- [Data entries]:

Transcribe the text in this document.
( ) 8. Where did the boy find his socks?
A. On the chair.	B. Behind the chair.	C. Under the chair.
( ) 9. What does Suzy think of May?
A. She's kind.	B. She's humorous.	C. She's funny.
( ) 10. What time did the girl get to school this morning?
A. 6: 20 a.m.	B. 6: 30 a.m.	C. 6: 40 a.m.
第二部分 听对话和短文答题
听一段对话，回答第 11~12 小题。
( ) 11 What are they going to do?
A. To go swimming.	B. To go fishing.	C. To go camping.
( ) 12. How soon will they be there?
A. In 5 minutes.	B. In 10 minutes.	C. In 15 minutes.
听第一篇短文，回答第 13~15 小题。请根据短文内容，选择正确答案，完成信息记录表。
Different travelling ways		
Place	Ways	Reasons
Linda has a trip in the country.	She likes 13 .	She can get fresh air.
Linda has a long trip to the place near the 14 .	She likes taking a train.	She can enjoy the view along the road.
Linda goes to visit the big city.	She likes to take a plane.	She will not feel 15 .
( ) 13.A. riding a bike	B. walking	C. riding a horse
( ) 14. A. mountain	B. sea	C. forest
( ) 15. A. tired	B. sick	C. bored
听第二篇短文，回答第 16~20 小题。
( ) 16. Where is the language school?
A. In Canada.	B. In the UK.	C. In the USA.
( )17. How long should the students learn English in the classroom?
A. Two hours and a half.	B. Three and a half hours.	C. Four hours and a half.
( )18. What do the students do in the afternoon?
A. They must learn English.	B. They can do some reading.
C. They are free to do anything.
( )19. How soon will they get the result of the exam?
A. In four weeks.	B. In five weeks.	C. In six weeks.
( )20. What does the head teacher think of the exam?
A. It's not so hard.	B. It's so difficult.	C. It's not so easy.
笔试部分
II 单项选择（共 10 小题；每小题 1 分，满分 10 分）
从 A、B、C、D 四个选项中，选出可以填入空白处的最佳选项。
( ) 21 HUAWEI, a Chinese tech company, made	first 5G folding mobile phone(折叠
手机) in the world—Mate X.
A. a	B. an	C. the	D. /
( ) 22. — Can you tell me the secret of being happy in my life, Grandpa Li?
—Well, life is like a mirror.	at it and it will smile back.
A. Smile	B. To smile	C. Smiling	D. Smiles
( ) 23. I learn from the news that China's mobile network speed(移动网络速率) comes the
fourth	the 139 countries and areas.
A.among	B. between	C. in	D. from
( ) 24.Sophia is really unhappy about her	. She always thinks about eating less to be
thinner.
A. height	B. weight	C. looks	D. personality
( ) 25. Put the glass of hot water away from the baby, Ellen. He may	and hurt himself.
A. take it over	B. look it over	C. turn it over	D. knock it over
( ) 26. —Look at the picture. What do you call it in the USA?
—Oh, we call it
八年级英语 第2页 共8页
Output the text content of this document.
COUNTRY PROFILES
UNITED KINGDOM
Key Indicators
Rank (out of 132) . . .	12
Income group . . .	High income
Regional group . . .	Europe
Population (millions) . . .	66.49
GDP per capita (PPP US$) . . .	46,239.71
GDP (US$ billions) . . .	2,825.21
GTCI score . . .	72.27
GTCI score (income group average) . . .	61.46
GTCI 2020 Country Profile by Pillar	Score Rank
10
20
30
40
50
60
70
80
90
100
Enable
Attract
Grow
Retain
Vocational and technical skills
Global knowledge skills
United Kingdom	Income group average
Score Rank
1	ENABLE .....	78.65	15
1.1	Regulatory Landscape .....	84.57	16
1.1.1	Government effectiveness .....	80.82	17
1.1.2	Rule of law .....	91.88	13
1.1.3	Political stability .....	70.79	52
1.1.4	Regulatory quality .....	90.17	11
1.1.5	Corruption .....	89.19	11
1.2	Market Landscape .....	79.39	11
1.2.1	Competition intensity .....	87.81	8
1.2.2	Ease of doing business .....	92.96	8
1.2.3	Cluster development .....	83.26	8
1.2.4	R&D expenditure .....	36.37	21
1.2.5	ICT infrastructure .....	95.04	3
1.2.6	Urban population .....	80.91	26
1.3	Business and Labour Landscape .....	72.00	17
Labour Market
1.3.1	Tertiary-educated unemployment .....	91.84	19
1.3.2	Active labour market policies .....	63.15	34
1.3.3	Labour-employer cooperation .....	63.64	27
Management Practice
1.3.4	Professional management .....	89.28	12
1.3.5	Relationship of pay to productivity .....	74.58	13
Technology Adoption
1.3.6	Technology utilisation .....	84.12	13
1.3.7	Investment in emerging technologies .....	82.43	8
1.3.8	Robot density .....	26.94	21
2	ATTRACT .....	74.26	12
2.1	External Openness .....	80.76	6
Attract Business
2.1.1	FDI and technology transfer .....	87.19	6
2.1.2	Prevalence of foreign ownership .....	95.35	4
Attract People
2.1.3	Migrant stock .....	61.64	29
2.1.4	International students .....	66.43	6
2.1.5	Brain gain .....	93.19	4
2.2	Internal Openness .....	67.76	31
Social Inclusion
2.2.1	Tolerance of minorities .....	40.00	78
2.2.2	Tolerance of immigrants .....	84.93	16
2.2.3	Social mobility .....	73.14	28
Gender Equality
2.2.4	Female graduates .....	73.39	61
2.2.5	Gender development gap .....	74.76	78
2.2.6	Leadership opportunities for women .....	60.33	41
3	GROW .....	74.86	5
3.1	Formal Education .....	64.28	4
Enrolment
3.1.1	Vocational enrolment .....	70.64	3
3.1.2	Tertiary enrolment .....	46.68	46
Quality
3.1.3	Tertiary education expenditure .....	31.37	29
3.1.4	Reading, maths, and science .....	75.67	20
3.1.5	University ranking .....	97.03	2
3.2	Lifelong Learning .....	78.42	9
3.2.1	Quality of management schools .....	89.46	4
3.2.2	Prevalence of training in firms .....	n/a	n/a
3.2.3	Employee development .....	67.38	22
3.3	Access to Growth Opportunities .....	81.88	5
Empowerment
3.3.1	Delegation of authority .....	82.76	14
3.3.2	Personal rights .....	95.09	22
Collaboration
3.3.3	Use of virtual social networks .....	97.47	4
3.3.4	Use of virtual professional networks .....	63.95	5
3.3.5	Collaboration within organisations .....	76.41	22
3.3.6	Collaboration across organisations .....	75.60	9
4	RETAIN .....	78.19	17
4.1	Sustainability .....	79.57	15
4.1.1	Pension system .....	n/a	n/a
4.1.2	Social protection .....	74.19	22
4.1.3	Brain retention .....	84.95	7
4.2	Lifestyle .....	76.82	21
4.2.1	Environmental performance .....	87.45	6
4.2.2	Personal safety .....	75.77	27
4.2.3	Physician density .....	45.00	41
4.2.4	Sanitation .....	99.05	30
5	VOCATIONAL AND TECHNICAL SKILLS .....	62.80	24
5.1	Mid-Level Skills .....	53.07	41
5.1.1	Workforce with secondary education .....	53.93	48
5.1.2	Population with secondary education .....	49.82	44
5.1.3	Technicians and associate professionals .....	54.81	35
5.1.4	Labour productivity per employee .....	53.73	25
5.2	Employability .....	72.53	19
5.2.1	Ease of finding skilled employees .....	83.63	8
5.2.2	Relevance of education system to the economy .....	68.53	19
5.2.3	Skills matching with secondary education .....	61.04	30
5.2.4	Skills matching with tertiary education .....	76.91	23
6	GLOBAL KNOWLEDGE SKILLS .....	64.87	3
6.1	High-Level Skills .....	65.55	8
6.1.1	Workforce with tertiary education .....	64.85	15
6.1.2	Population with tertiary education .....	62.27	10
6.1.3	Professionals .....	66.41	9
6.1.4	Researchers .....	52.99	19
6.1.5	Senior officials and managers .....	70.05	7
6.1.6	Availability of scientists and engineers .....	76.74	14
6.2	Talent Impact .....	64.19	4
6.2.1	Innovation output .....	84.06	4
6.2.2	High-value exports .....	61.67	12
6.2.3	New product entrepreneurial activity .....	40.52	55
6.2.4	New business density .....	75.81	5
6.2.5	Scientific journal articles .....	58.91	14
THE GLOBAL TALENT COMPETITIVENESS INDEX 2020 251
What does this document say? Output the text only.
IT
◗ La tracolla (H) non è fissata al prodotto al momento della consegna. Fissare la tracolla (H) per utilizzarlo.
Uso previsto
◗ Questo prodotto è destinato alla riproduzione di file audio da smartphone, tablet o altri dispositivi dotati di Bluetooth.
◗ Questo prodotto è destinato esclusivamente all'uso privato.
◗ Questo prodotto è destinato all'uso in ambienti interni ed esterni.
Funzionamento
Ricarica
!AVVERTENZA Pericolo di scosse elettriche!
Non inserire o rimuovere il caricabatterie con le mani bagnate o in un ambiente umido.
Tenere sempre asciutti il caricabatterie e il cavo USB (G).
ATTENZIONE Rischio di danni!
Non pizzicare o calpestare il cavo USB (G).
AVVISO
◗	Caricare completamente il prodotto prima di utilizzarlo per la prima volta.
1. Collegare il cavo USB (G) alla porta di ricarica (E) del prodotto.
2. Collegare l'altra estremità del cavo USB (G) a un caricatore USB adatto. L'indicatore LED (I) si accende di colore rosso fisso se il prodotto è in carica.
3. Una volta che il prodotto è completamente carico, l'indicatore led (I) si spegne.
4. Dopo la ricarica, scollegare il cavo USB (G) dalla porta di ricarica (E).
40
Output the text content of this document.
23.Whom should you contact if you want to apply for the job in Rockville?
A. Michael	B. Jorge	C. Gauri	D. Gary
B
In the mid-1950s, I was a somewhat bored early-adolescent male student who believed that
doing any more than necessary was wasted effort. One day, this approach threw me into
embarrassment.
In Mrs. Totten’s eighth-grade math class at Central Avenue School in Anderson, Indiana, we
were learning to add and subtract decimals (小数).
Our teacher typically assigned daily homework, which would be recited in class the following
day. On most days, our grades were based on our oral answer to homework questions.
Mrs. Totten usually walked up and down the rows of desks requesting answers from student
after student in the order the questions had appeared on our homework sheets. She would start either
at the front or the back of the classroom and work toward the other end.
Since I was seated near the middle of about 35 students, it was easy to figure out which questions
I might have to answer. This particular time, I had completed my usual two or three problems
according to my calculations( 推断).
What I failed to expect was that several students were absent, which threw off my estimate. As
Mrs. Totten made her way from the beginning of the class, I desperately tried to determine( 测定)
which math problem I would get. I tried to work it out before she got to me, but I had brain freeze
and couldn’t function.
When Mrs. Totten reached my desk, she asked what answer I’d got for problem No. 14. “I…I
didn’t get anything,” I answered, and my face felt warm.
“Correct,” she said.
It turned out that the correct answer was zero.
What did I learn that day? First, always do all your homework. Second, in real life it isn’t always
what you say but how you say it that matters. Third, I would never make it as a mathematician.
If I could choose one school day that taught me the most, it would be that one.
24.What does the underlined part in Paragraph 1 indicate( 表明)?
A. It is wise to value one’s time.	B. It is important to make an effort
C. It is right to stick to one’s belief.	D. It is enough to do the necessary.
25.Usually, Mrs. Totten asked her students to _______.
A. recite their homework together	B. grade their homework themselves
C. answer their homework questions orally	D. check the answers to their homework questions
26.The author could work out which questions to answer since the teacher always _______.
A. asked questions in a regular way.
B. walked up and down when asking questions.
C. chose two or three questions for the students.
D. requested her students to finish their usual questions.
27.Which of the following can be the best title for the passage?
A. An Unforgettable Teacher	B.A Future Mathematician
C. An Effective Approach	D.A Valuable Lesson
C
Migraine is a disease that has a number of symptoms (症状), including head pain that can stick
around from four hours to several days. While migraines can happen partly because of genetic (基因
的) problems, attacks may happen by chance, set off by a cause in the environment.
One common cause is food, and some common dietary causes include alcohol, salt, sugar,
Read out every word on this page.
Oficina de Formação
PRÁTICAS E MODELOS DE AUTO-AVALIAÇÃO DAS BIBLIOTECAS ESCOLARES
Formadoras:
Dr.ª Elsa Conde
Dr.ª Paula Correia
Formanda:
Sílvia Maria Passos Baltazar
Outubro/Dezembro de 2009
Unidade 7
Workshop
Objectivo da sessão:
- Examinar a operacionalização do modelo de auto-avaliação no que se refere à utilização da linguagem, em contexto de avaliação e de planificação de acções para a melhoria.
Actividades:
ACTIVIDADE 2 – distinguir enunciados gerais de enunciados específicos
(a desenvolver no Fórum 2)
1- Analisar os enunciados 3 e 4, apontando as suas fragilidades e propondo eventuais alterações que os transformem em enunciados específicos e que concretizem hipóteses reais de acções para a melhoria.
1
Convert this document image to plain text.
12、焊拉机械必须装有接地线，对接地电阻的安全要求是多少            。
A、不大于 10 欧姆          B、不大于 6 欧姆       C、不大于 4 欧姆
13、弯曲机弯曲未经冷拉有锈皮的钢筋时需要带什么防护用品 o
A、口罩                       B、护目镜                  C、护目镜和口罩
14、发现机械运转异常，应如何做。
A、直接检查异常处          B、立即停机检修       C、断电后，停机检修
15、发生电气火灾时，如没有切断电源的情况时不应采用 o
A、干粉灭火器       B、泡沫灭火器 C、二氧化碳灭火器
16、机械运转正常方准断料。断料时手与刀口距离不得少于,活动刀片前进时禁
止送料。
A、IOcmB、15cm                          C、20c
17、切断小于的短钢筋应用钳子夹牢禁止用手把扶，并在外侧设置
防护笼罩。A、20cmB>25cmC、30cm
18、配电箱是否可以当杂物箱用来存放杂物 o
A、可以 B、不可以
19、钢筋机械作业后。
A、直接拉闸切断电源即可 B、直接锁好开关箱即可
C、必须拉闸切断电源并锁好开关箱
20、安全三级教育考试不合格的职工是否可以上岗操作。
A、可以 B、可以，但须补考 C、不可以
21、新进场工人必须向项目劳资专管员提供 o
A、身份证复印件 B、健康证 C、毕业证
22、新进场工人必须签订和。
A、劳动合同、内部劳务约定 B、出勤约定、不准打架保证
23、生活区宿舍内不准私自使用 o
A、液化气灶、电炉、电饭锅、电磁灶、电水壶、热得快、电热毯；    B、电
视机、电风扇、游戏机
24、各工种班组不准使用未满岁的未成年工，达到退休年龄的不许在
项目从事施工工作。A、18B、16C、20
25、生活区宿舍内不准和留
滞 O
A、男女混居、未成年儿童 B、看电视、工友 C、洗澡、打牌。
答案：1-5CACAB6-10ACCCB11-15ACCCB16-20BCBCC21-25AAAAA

- [Task directions]: Find "Convert this document image to plain text." in the data above, then repeat that line and all lines after it exactly, ending with the final line.

- [The reply]:
Convert this document image to plain text.
12、焊拉机械必须装有接地线，对接地电阻的安全要求是多少            。
A、不大于 10 欧姆          B、不大于 6 欧姆       C、不大于 4 欧姆
13、弯曲机弯曲未经冷拉有锈皮的钢筋时需要带什么防护用品 o
A、口罩                       B、护目镜                  C、护目镜和口罩
14、发现机械运转异常，应如何做。
A、直接检查异常处          B、立即停机检修       C、断电后，停机检修
15、发生电气火灾时，如没有切断电源的情况时不应采用 o
A、干粉灭火器       B、泡沫灭火器 C、二氧化碳灭火器
16、机械运转正常方准断料。断料时手与刀口距离不得少于,活动刀片前进时禁
止送料。
A、IOcmB、15cm                          C、20c
17、切断小于的短钢筋应用钳子夹牢禁止用手把扶，并在外侧设置
防护笼罩。A、20cmB>25cmC、30cm
18、配电箱是否可以当杂物箱用来存放杂物 o
A、可以 B、不可以
19、钢筋机械作业后。
A、直接拉闸切断电源即可 B、直接锁好开关箱即可
C、必须拉闸切断电源并锁好开关箱
20、安全三级教育考试不合格的职工是否可以上岗操作。
A、可以 B、可以，但须补考 C、不可以
21、新进场工人必须向项目劳资专管员提供 o
A、身份证复印件 B、健康证 C、毕业证
22、新进场工人必须签订和。
A、劳动合同、内部劳务约定 B、出勤约定、不准打架保证
23、生活区宿舍内不准私自使用 o
A、液化气灶、电炉、电饭锅、电磁灶、电水壶、热得快、电热毯；    B、电
视机、电风扇、游戏机
24、各工种班组不准使用未满岁的未成年工，达到退休年龄的不许在
项目从事施工工作。A、18B、16C、20
25、生活区宿舍内不准和留
滞 O
A、男女混居、未成年儿童 B、看电视、工友 C、洗澡、打牌。
答案：1-5CACAB6-10ACCCB11-15ACCCB16-20BCBCC21-25AAAAA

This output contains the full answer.